:: Exercise ::
Search the material for the string "scale", then report how many lines hold it, with no other text.

┏━━

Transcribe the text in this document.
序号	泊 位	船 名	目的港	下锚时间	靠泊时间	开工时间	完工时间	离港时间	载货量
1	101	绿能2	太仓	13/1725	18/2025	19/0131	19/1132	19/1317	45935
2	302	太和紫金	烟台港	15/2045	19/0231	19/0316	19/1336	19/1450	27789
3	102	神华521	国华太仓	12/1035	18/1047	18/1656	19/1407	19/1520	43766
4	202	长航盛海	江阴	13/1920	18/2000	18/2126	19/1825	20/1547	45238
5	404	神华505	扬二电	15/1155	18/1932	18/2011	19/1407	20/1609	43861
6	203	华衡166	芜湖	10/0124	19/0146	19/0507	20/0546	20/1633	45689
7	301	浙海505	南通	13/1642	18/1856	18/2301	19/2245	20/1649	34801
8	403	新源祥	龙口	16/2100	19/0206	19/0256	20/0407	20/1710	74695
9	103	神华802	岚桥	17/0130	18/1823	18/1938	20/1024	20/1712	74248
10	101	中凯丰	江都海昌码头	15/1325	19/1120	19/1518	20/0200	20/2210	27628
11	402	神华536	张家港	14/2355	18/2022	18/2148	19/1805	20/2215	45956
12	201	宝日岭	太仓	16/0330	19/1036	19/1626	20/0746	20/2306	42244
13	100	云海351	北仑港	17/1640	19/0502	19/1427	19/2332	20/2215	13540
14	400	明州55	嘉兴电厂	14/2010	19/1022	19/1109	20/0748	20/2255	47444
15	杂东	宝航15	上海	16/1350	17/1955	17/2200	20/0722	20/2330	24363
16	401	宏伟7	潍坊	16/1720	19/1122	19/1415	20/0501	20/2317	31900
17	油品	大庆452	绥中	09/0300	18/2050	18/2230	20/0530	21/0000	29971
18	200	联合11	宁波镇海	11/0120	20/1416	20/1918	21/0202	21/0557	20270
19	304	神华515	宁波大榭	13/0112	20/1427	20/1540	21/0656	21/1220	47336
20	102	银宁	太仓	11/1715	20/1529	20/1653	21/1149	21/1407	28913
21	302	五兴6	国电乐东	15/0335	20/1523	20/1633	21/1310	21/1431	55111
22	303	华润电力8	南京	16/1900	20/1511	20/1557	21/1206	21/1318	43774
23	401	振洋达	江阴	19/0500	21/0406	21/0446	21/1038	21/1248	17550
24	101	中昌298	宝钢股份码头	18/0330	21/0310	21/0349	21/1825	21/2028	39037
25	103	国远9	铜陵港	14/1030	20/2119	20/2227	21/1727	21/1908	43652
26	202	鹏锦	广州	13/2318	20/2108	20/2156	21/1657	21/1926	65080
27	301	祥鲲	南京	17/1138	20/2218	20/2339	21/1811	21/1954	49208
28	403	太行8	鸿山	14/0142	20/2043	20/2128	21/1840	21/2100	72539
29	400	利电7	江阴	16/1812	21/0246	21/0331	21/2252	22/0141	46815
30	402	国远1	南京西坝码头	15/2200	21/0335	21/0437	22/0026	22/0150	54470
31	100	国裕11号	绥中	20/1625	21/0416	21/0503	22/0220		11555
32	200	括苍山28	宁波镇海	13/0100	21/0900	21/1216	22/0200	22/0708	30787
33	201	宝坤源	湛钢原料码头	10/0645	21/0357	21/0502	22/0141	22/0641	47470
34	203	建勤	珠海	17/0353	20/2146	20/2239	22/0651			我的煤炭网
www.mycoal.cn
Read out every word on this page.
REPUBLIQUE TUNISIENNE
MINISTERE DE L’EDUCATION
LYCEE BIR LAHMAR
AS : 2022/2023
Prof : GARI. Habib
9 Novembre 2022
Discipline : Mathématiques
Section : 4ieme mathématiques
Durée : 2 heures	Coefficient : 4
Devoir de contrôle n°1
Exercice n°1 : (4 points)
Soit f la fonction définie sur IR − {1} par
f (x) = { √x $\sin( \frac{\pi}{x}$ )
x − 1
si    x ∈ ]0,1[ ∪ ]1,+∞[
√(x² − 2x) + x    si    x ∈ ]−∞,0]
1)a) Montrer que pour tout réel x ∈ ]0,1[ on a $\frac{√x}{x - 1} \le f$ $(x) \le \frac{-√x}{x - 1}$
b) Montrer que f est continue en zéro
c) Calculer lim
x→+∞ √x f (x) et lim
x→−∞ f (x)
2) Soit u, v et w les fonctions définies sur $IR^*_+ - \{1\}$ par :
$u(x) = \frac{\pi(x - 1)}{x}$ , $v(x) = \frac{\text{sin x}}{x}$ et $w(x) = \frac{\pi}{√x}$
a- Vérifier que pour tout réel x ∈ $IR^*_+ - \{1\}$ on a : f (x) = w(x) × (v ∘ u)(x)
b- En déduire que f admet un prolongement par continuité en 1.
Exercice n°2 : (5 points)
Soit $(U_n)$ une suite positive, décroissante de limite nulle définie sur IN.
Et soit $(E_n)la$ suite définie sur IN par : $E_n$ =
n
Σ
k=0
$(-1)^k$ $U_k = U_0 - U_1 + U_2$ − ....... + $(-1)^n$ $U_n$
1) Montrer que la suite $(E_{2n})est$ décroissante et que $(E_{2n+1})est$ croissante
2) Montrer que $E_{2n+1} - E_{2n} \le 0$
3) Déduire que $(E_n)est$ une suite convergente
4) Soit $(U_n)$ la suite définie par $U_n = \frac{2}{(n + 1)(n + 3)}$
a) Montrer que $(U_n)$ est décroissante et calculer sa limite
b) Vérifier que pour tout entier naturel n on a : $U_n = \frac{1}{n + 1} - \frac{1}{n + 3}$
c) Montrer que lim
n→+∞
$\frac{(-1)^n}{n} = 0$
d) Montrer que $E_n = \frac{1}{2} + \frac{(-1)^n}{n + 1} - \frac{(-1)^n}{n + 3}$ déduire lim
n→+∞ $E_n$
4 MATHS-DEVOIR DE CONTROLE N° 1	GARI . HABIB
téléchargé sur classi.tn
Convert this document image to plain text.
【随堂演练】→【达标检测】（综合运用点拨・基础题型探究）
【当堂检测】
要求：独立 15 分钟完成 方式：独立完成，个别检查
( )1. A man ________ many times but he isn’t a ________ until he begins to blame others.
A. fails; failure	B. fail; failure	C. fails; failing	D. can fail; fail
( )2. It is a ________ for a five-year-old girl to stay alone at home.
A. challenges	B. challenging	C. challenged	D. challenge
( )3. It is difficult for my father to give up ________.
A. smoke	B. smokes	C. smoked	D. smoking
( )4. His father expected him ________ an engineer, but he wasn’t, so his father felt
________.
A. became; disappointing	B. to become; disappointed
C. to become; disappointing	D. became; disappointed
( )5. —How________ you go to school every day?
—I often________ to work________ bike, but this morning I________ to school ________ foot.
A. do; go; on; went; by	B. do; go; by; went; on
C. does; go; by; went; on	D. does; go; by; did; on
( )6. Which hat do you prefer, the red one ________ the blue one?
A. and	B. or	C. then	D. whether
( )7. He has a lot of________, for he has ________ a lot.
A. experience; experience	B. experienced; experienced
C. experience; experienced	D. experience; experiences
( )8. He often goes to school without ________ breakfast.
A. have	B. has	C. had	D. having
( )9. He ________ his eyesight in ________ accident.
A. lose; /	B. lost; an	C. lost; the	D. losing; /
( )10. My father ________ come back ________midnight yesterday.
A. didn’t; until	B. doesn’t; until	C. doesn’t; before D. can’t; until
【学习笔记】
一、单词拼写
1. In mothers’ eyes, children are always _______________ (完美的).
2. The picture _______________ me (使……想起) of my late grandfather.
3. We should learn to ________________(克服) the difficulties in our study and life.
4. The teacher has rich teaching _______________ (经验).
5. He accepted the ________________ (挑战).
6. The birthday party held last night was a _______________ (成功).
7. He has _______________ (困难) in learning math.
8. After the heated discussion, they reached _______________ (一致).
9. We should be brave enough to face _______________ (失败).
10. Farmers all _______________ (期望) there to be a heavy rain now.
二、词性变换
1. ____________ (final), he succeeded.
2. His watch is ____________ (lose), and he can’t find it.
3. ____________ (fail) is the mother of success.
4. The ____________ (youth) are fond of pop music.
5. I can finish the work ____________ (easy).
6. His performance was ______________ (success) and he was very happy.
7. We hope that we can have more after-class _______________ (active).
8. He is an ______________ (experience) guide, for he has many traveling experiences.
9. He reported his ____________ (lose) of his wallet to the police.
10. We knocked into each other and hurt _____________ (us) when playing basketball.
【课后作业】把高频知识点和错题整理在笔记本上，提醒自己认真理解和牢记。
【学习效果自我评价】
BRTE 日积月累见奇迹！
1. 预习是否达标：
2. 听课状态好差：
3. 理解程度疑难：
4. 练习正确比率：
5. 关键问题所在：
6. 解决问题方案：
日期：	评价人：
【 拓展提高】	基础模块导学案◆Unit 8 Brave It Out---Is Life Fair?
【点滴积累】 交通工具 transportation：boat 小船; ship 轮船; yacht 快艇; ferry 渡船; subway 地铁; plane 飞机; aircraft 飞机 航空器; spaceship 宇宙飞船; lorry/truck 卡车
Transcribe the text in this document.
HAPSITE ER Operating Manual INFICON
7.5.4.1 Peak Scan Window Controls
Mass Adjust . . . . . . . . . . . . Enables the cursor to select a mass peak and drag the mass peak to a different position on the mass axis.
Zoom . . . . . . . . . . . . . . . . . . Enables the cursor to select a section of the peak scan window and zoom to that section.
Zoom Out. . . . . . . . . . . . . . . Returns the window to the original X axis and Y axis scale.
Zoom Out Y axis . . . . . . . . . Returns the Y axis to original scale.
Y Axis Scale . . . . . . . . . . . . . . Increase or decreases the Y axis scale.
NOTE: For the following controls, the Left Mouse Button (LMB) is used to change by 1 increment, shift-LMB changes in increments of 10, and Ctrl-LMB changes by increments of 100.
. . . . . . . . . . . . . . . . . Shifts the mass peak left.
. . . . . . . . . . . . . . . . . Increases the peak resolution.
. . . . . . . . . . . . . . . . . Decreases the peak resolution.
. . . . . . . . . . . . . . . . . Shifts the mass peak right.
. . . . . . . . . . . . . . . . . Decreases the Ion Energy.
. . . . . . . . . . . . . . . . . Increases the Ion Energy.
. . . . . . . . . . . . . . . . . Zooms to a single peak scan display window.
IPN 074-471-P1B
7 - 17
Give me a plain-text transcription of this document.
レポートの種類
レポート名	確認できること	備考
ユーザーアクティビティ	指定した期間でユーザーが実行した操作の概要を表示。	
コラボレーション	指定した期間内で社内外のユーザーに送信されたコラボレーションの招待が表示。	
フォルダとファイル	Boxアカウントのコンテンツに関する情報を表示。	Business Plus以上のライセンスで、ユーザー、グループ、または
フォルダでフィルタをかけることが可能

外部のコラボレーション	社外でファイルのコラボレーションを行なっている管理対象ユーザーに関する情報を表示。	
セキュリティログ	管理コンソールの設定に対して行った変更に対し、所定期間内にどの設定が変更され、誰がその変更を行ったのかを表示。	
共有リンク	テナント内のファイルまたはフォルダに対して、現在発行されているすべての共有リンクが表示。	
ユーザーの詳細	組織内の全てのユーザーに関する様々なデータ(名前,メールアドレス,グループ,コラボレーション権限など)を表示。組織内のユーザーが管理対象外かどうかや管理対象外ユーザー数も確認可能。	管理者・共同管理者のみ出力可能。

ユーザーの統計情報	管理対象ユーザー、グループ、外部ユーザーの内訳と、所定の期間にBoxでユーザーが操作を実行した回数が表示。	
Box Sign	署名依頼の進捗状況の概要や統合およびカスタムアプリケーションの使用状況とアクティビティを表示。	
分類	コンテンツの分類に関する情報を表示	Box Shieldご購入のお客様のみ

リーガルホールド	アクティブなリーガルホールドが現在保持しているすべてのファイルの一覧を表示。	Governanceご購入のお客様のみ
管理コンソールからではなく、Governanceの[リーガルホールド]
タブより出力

┗━━

:: Answer to the exercise ::
3